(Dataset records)
##############################

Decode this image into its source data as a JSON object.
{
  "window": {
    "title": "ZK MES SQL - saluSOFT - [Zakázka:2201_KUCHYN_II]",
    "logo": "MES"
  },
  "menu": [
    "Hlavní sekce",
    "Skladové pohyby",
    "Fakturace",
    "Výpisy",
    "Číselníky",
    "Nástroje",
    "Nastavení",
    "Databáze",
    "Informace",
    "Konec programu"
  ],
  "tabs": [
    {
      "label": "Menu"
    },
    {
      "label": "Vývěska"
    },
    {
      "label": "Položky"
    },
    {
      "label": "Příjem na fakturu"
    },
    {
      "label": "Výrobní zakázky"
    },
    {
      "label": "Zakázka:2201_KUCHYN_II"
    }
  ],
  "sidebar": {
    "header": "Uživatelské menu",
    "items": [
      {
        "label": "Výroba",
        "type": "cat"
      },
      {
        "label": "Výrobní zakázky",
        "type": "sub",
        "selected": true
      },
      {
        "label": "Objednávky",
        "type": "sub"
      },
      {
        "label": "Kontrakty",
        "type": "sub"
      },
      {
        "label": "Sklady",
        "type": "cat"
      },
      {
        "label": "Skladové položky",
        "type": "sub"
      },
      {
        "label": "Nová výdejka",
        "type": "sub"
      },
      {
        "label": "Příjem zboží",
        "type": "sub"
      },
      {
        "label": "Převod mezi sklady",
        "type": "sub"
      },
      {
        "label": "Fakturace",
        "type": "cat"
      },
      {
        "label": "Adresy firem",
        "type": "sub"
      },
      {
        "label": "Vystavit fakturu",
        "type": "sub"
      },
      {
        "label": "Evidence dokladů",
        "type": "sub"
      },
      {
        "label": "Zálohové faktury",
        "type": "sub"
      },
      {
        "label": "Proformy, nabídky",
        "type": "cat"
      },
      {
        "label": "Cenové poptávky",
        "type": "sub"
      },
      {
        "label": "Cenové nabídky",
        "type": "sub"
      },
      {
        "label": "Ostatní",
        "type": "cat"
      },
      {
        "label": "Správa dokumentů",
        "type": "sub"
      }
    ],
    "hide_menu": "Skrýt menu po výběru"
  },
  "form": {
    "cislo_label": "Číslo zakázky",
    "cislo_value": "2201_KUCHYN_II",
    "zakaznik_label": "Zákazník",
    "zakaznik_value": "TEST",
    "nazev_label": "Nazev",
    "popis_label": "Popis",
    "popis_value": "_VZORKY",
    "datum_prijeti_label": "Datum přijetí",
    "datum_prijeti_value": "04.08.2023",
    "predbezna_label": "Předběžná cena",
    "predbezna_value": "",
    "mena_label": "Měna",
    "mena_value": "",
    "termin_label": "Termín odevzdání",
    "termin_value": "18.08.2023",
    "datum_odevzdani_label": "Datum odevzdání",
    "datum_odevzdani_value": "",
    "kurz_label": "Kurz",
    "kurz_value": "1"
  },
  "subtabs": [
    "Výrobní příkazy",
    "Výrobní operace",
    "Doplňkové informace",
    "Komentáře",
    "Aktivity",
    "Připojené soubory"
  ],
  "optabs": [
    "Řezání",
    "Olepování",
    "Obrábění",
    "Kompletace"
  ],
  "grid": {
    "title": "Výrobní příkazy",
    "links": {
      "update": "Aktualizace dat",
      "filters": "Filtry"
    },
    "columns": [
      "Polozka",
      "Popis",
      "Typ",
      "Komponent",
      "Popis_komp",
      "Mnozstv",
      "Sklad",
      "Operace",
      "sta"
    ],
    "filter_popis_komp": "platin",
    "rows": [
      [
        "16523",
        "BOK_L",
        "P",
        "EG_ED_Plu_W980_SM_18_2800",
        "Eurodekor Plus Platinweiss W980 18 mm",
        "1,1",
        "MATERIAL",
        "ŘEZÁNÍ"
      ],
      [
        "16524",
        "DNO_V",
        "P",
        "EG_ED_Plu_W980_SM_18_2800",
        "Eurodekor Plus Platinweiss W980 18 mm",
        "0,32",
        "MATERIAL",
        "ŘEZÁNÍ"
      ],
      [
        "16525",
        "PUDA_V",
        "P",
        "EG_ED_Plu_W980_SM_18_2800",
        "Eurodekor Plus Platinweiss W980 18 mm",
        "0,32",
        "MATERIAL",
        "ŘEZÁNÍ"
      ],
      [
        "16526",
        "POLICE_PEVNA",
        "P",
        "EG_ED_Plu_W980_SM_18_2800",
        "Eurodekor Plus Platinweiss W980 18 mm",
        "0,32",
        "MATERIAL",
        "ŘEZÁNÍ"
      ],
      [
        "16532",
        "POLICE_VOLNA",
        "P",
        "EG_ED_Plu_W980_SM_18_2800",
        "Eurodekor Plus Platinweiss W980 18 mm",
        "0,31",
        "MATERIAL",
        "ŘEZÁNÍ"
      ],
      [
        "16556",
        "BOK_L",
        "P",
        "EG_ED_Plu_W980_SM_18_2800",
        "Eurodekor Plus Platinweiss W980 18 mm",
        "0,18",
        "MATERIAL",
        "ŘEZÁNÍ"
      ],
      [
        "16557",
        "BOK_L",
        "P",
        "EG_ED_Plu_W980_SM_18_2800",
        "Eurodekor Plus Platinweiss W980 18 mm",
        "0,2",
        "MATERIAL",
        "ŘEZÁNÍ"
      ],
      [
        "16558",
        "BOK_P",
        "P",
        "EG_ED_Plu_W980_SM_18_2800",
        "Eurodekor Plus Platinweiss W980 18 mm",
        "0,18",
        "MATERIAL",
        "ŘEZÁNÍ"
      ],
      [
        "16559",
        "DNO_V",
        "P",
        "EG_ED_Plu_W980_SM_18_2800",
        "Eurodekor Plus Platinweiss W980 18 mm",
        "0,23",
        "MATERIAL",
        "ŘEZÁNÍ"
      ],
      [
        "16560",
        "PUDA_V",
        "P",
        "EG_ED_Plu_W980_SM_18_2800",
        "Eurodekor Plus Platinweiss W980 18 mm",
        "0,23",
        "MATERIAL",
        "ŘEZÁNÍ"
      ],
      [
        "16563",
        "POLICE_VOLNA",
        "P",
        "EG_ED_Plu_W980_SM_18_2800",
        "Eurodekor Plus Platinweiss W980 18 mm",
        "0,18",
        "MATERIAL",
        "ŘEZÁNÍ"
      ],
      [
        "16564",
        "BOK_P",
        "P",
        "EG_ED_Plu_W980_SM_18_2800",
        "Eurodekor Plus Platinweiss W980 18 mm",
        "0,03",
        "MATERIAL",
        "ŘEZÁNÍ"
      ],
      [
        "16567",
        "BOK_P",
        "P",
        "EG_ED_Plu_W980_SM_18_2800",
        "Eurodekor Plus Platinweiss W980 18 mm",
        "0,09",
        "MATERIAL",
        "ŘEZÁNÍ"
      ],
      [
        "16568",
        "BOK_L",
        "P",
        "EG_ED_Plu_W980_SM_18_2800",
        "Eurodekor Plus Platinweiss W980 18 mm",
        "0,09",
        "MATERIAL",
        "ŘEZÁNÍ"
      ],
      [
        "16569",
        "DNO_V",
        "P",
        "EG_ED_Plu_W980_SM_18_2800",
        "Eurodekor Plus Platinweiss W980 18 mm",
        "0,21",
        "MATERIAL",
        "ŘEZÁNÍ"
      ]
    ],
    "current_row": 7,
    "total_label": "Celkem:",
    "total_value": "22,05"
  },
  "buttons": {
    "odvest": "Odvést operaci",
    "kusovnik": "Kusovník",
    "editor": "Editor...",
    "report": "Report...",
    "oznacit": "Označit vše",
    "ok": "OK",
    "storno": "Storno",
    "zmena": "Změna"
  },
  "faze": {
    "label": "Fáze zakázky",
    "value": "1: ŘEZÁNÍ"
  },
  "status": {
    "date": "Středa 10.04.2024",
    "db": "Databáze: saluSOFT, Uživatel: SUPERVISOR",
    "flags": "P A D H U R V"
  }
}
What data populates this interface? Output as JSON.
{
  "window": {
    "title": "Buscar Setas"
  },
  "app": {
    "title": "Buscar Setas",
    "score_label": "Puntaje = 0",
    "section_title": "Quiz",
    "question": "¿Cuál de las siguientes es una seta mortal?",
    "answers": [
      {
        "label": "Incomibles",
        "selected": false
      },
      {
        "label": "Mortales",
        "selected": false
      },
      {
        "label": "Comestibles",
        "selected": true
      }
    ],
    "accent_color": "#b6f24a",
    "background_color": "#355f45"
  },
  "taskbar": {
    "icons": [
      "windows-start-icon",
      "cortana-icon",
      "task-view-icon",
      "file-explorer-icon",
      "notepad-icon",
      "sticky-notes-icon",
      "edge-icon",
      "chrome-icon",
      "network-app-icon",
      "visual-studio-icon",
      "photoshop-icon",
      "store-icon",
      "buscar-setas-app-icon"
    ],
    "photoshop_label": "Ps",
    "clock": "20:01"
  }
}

##############################

#### To do
Nothing outside the span should appear: transcribe the lines from the one containing "What data populates" through the last line of the records.

#### Output for this exercise
What data populates this interface? Output as JSON.
{
  "window": {
    "title": "Buscar Setas"
  },
  "app": {
    "title": "Buscar Setas",
    "score_label": "Puntaje = 0",
    "section_title": "Quiz",
    "question": "¿Cuál de las siguientes es una seta mortal?",
    "answers": [
      {
        "label": "Incomibles",
        "selected": false
      },
      {
        "label": "Mortales",
        "selected": false
      },
      {
        "label": "Comestibles",
        "selected": true
      }
    ],
    "accent_color": "#b6f24a",
    "background_color": "#355f45"
  },
  "taskbar": {
    "icons": [
      "windows-start-icon",
      "cortana-icon",
      "task-view-icon",
      "file-explorer-icon",
      "notepad-icon",
      "sticky-notes-icon",
      "edge-icon",
      "chrome-icon",
      "network-app-icon",
      "visual-studio-icon",
      "photoshop-icon",
      "store-icon",
      "buscar-setas-app-icon"
    ],
    "photoshop_label": "Ps",
    "clock": "20:01"
  }
}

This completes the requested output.